**Extracted text:**
______

My parents and teachers were always cautious of my orthopedic safety. I wasn’t allowed to play most sports. When my third-grade class went on a field trip to the ice skating rink, I sat on the sidelines with the parental chaperones and watched. In middle school, the P.E. teacher gave me the honorary title of “manager” for the seventh grade girls’ basketball team. I rode along in the van to away games and got to wear the team jersey. At the games, I’d sit and halfheartedly cheer my active friends. I have no memory of what I felt about all this at the time: I just assumed that I didn’t belong on the court. Of course, as an adult, I am sad for the myriad physical experiences I missed out on as a child. As for days off and summer vacation, I don’t know what other kids were doing, because I was at the movies.

For a year and half, a large metal contraption held my leg together as it was reconstructed and lengthened. The metal frame was heavy and I was small, so I used a walker or a wheelchair to get around.

My world was not—could not be—expansive. I couldn’t go anywhere by myself. Local restaurants and cafes often had narrow, tricky entrances, and the art museum downtown had a painfully slow elevator. But I soon found that movie theaters are some of the easiest places in the world in which to navigate in a wheelchair.

______

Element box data
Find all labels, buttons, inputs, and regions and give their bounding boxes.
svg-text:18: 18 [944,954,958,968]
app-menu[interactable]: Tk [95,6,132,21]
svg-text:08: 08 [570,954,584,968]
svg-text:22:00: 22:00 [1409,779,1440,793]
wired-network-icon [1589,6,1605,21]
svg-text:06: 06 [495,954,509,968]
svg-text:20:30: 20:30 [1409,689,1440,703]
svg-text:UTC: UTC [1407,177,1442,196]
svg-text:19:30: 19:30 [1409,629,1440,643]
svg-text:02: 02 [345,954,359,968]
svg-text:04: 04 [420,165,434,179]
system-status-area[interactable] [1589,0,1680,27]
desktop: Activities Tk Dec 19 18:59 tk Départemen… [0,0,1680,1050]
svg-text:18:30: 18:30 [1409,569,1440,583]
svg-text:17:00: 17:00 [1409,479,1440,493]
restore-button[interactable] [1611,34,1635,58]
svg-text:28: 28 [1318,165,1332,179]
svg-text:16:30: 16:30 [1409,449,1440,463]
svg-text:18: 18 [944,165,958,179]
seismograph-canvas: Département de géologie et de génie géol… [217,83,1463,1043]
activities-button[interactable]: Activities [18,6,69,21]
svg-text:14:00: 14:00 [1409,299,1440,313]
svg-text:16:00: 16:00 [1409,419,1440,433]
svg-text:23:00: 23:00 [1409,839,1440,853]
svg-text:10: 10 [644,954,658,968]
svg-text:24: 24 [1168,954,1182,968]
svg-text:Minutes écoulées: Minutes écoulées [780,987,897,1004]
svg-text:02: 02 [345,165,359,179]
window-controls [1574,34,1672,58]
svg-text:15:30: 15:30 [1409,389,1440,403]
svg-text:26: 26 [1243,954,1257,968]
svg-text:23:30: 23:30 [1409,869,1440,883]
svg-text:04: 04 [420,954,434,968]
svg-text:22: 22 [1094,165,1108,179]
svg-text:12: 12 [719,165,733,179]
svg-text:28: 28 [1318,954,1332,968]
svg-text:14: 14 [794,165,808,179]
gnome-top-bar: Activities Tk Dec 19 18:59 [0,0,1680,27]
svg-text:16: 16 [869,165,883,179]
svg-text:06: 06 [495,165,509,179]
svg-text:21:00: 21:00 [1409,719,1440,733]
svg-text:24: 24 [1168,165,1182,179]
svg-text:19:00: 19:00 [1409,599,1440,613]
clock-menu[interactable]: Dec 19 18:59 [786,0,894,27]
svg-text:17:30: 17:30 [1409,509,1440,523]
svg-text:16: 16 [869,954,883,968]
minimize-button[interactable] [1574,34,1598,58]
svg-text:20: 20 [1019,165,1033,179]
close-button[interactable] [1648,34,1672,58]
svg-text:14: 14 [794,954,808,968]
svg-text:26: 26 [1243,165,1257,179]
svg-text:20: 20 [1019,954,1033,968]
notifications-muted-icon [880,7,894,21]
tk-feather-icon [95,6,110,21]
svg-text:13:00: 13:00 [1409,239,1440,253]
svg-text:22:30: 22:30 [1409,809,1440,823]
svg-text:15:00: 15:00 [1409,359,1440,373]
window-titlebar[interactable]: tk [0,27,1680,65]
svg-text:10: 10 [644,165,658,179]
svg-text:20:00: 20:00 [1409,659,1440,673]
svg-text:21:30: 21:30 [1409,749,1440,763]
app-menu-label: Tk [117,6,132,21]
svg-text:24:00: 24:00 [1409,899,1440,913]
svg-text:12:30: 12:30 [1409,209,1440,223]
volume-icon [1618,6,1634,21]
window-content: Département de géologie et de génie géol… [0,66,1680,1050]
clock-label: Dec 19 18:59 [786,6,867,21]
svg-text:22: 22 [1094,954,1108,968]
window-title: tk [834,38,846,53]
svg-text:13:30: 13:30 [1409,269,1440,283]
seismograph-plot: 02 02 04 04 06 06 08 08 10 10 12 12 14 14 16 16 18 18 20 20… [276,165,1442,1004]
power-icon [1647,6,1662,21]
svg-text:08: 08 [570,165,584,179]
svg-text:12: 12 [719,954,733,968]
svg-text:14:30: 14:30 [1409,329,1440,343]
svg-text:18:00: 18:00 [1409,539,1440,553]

______

**Short task:** Copy the childhood memoir from "My world was" to "in a wheelchair.", swapping "art museum" for "public library". This data has nothing to do with the childhood memoir.

**Full response:**
My world was not—could not be—expansive. I couldn’t go anywhere by myself. Local restaurants and cafes often had narrow, tricky entrances, and the public library downtown had a painfully slow elevator. But I soon found that movie theaters are some of the easiest places in the world in which to navigate in a wheelchair.